On 7/8/11 1:52 PM, Jim Crossley wrote:
Jason,
I appreciate all the history, discussion and thought that went into it.
I'm too lazy to read back through all that. If you'd like to summarize,
great. Otherwise, I trust you.
Just to be clear, though: unless I totally misunderstand things, it does
not still "essentially work" the way I (and I'm sure many others) would
prefer. I want to copy an archive to a dir to deploy it, touch it to
redeploy it, and remove it to undeploy it. Period.
If you are talking about an actual zipped archive and not an exploded
deployment, and the things you described do not work, please file a
JIRA. They should all work by default. They should actually work better
than AS 6, since we work hard to deal with the sitation where a zip is
only partially copied when the scanner runs.
The behavior difference between AS 7 and AS 6 lies in how we treat
exploded deployments. We don't try and detect changes to deployment
descriptors as a trigger for deployment, since an EE 6 app may not even
have a deployment descriptor. So you have to use the marker files to
tell the scanner what your intent is.
I do not wish to rename marker files -- I simply won't remember
those
suffixes and the implied state machine described in that README.
To repeat, I don't mind the marker files being around. It's a handy way
to know whether a deployment failed intead of looking at the log. I
just don't want to have to mess with the markers, only my archives.
Granted, I find the synchronous deployment and immediate success/failure
offered through the CLI to be keen and swell because I, like you, am an
old UNIX guy.
But sometimes I just want to shuffle archives around. :)

= = =

Challenge A>
Answer these questions about the deployment email, each on its own line:
(i) What does the email say an EE 6 app may not even have?
(ii) According to the email, what do the marker files offer a handy way to know?
(iii) Which two versions of AS does the email compare?
The entries that follow are unrelated to the deployment email.

Given information>
= = =

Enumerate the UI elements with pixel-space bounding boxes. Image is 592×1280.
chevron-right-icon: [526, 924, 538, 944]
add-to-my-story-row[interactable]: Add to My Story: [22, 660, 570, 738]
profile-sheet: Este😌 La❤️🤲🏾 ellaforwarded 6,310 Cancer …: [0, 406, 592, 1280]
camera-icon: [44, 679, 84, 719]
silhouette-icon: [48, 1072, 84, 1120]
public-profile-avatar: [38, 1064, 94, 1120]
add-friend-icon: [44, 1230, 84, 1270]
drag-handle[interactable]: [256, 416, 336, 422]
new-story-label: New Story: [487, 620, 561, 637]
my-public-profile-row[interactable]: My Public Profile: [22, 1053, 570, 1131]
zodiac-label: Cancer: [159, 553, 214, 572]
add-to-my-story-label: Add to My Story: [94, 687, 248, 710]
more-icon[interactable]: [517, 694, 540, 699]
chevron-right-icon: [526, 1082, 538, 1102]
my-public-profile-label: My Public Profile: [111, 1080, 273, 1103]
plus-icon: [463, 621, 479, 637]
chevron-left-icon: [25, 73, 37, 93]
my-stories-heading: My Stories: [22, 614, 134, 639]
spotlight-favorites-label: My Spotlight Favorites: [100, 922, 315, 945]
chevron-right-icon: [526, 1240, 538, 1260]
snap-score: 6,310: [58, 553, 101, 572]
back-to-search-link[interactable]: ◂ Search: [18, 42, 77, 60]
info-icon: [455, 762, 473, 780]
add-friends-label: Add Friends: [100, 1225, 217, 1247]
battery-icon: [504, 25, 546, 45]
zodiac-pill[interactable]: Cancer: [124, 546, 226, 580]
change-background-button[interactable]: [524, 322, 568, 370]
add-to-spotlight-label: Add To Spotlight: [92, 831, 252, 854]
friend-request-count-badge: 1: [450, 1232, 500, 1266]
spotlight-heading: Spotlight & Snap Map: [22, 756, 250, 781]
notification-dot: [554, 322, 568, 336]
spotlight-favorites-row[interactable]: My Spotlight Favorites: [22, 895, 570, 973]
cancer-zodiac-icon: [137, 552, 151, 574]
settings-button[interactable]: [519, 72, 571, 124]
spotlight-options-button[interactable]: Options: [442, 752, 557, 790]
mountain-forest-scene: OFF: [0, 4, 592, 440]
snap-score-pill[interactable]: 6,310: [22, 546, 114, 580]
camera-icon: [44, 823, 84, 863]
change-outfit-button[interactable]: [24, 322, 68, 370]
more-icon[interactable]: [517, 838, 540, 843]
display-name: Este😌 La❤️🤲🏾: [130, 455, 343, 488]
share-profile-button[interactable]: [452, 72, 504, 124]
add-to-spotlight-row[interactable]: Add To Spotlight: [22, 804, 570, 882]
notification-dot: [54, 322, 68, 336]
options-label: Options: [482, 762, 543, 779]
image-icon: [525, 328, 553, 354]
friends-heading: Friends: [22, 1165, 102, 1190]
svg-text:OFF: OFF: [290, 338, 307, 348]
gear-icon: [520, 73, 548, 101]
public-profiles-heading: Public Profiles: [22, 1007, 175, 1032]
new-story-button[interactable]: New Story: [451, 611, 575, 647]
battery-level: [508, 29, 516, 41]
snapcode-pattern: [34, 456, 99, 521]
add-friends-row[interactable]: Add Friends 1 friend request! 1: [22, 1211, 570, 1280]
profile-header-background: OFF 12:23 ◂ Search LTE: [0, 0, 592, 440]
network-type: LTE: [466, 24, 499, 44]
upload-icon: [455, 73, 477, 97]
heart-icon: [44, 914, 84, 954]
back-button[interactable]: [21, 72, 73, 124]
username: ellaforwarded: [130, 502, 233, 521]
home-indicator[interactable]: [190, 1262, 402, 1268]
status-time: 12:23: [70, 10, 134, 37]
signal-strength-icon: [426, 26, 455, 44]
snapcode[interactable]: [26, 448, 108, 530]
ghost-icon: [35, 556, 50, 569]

= = =

Challenge B> Rewrite the entries starting at their beginning and ending at the line containing "public-profile-avatar: [38, 1064, 94, 1120]", replacing "camera-icon" with "camera-symbol" and leaving everything else unchanged.

Worked solution A>
(i) A deployment descriptor.
(ii) Whether a deployment failed, instead of looking at the log.
(iii) AS 7 and AS 6.

Worked solution B>
Enumerate the UI elements with pixel-space bounding boxes. Image is 592×1280.
chevron-right-icon: [526, 924, 538, 944]
add-to-my-story-row[interactable]: Add to My Story: [22, 660, 570, 738]
profile-sheet: Este😌 La❤️🤲🏾 ellaforwarded 6,310 Cancer …: [0, 406, 592, 1280]
camera-symbol: [44, 679, 84, 719]
silhouette-icon: [48, 1072, 84, 1120]
public-profile-avatar: [38, 1064, 94, 1120]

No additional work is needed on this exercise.